(Figure contents as structured data)
[Start]
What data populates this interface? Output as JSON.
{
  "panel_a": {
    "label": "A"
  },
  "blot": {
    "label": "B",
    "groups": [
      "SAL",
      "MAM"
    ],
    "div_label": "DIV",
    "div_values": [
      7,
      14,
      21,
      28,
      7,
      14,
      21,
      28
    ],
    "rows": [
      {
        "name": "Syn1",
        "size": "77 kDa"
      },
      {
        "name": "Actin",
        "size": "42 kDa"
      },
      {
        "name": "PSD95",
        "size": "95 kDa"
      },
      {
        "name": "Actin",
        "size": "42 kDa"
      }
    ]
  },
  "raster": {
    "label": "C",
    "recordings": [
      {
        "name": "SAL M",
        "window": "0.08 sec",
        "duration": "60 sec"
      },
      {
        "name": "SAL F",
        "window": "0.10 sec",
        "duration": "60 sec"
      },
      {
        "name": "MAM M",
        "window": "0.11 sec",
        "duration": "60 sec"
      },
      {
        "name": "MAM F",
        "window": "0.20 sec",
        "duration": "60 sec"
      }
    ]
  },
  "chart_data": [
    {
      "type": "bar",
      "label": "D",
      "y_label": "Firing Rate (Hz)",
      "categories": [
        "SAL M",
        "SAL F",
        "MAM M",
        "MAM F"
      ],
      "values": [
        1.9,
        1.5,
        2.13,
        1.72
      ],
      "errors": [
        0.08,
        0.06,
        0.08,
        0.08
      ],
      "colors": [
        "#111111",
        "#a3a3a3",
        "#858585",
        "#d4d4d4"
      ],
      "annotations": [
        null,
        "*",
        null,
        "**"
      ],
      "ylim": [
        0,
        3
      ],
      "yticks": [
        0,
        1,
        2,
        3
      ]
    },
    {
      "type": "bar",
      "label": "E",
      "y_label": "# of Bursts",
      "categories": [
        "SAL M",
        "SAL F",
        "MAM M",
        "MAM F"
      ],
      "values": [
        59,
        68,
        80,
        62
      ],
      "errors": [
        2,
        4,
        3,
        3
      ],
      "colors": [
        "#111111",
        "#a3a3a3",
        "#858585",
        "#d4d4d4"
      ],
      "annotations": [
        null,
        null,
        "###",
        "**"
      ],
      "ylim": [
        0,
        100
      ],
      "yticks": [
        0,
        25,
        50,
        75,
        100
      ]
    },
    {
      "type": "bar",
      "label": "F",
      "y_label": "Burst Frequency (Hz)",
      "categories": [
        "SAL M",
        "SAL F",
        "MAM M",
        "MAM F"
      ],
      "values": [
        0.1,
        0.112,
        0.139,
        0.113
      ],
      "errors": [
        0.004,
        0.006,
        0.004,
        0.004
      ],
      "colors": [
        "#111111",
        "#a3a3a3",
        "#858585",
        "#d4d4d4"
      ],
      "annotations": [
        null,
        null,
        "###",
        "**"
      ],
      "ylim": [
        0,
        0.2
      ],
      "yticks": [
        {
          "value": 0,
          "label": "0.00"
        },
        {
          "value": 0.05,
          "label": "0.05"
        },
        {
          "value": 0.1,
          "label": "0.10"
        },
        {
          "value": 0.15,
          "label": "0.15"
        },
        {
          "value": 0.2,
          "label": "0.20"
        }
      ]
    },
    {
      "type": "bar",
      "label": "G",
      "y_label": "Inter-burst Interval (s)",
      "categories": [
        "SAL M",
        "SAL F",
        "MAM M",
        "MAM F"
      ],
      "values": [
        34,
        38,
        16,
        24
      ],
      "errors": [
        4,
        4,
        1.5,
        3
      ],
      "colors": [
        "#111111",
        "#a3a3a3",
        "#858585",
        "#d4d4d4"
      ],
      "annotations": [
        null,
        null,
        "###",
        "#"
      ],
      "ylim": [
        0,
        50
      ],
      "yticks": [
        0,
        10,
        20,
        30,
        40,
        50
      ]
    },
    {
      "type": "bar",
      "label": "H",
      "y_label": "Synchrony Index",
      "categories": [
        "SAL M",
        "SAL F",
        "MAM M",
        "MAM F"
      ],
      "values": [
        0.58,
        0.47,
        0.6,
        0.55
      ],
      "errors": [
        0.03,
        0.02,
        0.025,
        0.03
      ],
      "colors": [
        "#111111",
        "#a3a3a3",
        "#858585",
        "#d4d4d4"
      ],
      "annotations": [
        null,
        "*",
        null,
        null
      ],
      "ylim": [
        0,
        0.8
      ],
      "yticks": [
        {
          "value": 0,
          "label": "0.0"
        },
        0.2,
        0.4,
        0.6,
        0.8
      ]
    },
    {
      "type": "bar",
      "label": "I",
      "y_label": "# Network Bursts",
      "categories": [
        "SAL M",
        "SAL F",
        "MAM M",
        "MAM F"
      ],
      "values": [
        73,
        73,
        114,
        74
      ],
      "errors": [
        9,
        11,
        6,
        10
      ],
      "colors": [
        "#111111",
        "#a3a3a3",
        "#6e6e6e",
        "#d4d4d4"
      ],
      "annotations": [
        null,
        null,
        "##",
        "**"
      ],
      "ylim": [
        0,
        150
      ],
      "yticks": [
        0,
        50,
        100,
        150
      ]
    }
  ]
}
[End]
■ **WHAT IS NEEDED**: Repeat every entry word for word.

■ **ANSWER FOR THIS EXERCISE**:
What data populates this interface? Output as JSON.
{
  "panel_a": {
    "label": "A"
  },
  "blot": {
    "label": "B",
    "groups": [
      "SAL",
      "MAM"
    ],
    "div_label": "DIV",
    "div_values": [
      7,
      14,
      21,
      28,
      7,
      14,
      21,
      28
    ],
    "rows": [
      {
        "name": "Syn1",
        "size": "77 kDa"
      },
      {
        "name": "Actin",
        "size": "42 kDa"
      },
      {
        "name": "PSD95",
        "size": "95 kDa"
      },
      {
        "name": "Actin",
        "size": "42 kDa"
      }
    ]
  },
  "raster": {
    "label": "C",
    "recordings": [
      {
        "name": "SAL M",
        "window": "0.08 sec",
        "duration": "60 sec"
      },
      {
        "name": "SAL F",
        "window": "0.10 sec",
        "duration": "60 sec"
      },
      {
        "name": "MAM M",
        "window": "0.11 sec",
        "duration": "60 sec"
      },
      {
        "name": "MAM F",
        "window": "0.20 sec",
        "duration": "60 sec"
      }
    ]
  },
  "chart_data": [
    {
      "type": "bar",
      "label": "D",
      "y_label": "Firing Rate (Hz)",
      "categories": [
        "SAL M",
        "SAL F",
        "MAM M",
        "MAM F"
      ],
      "values": [
        1.9,
        1.5,
        2.13,
        1.72
      ],
      "errors": [
        0.08,
        0.06,
        0.08,
        0.08
      ],
      "colors": [
        "#111111",
        "#a3a3a3",
        "#858585",
        "#d4d4d4"
      ],
      "annotations": [
        null,
        "*",
        null,
        "**"
      ],
      "ylim": [
        0,
        3
      ],
      "yticks": [
        0,
        1,
        2,
        3
      ]
    },
    {
      "type": "bar",
      "label": "E",
      "y_label": "# of Bursts",
      "categories": [
        "SAL M",
        "SAL F",
        "MAM M",
        "MAM F"
      ],
      "values": [
        59,
        68,
        80,
        62
      ],
      "errors": [
        2,
        4,
        3,
        3
      ],
      "colors": [
        "#111111",
        "#a3a3a3",
        "#858585",
        "#d4d4d4"
      ],
      "annotations": [
        null,
        null,
        "###",
        "**"
      ],
      "ylim": [
        0,
        100
      ],
      "yticks": [
        0,
        25,
        50,
        75,
        100
      ]
    },
    {
      "type": "bar",
      "label": "F",
      "y_label": "Burst Frequency (Hz)",
      "categories": [
        "SAL M",
        "SAL F",
        "MAM M",
        "MAM F"
      ],
      "values": [
        0.1,
        0.112,
        0.139,
        0.113
      ],
      "errors": [
        0.004,
        0.006,
        0.004,
        0.004
      ],
      "colors": [
        "#111111",
        "#a3a3a3",
        "#858585",
        "#d4d4d4"
      ],
      "annotations": [
        null,
        null,
        "###",
        "**"
      ],
      "ylim": [
        0,
        0.2
      ],
      "yticks": [
        {
          "value": 0,
          "label": "0.00"
        },
        {
          "value": 0.05,
          "label": "0.05"
        },
        {
          "value": 0.1,
          "label": "0.10"
        },
        {
          "value": 0.15,
          "label": "0.15"
        },
        {
          "value": 0.2,
          "label": "0.20"
        }
      ]
    },
    {
      "type": "bar",
      "label": "G",
      "y_label": "Inter-burst Interval (s)",
      "categories": [
        "SAL M",
        "SAL F",
        "MAM M",
        "MAM F"
      ],
      "values": [
        34,
        38,
        16,
        24
      ],
      "errors": [
        4,
        4,
        1.5,
        3
      ],
      "colors": [
        "#111111",
        "#a3a3a3",
        "#858585",
        "#d4d4d4"
      ],
      "annotations": [
        null,
        null,
        "###",
        "#"
      ],
      "ylim": [
        0,
        50
      ],
      "yticks": [
        0,
        10,
        20,
        30,
        40,
        50
      ]
    },
    {
      "type": "bar",
      "label": "H",
      "y_label": "Synchrony Index",
      "categories": [
        "SAL M",
        "SAL F",
        "MAM M",
        "MAM F"
      ],
      "values": [
        0.58,
        0.47,
        0.6,
        0.55
      ],
      "errors": [
        0.03,
        0.02,
        0.025,
        0.03
      ],
      "colors": [
        "#111111",
        "#a3a3a3",
        "#858585",
        "#d4d4d4"
      ],
      "annotations": [
        null,
        "*",
        null,
        null
      ],
      "ylim": [
        0,
        0.8
      ],
      "yticks": [
        {
          "value": 0,
          "label": "0.0"
        },
        0.2,
        0.4,
        0.6,
        0.8
      ]
    },
    {
      "type": "bar",
      "label": "I",
      "y_label": "# Network Bursts",
      "categories": [
        "SAL M",
        "SAL F",
        "MAM M",
        "MAM F"
      ],
      "values": [
        73,
        73,
        114,
        74
      ],
      "errors": [
        9,
        11,
        6,
        10
      ],
      "colors": [
        "#111111",
        "#a3a3a3",
        "#6e6e6e",
        "#d4d4d4"
      ],
      "annotations": [
        null,
        null,
        "##",
        "**"
      ],
      "ylim": [
        0,
        150
      ],
      "yticks": [
        0,
        50,
        100,
        150
      ]
    }
  ]
}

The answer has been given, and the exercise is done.